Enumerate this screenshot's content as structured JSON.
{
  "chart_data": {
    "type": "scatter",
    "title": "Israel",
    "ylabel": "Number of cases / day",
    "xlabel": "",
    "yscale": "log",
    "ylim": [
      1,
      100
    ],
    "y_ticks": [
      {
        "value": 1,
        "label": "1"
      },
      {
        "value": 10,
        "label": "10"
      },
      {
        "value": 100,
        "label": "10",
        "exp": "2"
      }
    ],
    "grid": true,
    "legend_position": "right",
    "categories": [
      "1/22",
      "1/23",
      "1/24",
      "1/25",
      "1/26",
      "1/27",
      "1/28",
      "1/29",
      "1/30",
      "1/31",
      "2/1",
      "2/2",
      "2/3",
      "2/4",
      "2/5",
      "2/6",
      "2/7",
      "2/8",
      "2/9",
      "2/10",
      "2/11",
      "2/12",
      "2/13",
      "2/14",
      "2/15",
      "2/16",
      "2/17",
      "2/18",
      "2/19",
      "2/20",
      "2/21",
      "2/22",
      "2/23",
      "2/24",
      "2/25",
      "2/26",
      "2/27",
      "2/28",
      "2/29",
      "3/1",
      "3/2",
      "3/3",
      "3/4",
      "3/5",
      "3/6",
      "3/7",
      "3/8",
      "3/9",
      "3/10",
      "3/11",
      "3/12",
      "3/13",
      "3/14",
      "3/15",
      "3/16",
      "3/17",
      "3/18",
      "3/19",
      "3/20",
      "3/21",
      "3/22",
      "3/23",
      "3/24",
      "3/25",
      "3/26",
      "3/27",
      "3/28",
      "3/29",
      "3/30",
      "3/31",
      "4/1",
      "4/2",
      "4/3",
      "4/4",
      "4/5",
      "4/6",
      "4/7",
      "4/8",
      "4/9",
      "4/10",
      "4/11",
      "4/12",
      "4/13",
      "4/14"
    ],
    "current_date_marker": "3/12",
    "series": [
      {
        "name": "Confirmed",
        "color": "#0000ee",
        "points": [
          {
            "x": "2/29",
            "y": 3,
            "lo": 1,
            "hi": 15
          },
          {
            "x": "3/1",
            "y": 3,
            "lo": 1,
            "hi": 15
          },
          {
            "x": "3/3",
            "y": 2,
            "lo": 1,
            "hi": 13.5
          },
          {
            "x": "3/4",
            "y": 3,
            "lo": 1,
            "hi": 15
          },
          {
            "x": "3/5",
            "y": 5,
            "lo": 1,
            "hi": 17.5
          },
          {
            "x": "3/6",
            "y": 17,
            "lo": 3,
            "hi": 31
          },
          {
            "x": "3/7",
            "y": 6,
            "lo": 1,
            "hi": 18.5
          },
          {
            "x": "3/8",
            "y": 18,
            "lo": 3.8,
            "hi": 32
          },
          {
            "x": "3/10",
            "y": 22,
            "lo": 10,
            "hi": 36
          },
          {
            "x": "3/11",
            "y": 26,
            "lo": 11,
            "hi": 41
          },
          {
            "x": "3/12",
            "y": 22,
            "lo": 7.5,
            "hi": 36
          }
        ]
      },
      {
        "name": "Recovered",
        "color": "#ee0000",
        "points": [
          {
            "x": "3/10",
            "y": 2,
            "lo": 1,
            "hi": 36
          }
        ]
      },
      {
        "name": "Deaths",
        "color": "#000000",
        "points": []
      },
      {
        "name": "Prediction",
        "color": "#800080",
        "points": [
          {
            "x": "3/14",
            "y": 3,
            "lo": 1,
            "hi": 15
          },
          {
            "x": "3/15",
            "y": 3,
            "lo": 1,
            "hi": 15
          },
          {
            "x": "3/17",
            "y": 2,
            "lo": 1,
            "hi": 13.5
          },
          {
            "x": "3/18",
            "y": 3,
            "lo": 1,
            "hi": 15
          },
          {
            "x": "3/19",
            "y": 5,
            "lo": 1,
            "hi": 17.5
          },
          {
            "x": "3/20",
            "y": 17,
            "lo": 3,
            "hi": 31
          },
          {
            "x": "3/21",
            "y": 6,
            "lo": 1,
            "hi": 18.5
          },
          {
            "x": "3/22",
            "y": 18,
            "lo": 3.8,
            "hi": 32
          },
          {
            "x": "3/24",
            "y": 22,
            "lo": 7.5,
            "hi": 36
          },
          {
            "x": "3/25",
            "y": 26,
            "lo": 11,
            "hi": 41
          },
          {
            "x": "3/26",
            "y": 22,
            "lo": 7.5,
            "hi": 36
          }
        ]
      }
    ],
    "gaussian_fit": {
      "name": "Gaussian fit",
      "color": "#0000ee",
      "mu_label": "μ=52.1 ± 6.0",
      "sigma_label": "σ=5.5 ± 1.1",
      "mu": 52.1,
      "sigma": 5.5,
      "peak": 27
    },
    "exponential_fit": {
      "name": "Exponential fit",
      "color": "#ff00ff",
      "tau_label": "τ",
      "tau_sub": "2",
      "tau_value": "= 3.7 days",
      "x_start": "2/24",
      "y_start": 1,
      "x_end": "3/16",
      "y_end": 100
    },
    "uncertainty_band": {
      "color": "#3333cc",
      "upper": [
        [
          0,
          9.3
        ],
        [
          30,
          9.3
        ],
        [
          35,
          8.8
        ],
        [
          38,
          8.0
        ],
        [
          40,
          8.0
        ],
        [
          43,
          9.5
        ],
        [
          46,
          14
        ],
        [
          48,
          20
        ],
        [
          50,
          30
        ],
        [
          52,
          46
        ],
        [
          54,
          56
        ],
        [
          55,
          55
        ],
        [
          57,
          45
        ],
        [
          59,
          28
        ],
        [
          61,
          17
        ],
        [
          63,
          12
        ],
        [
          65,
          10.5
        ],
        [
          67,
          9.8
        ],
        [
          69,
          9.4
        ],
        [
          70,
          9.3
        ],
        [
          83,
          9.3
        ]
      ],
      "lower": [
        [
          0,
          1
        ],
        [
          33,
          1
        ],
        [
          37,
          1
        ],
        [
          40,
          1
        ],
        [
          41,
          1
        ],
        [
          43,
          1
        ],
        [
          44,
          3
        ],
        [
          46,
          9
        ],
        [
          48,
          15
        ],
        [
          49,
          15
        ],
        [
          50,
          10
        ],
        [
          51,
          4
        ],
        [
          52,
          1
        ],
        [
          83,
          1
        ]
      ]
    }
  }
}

## Problem to work on
Make a list of all lines in the data that contain "name".

## The response
        "name": "Confirmed",
        "name": "Recovered",
        "name": "Deaths",
        "name": "Prediction",
      "name": "Gaussian fit",
      "name": "Exponential fit",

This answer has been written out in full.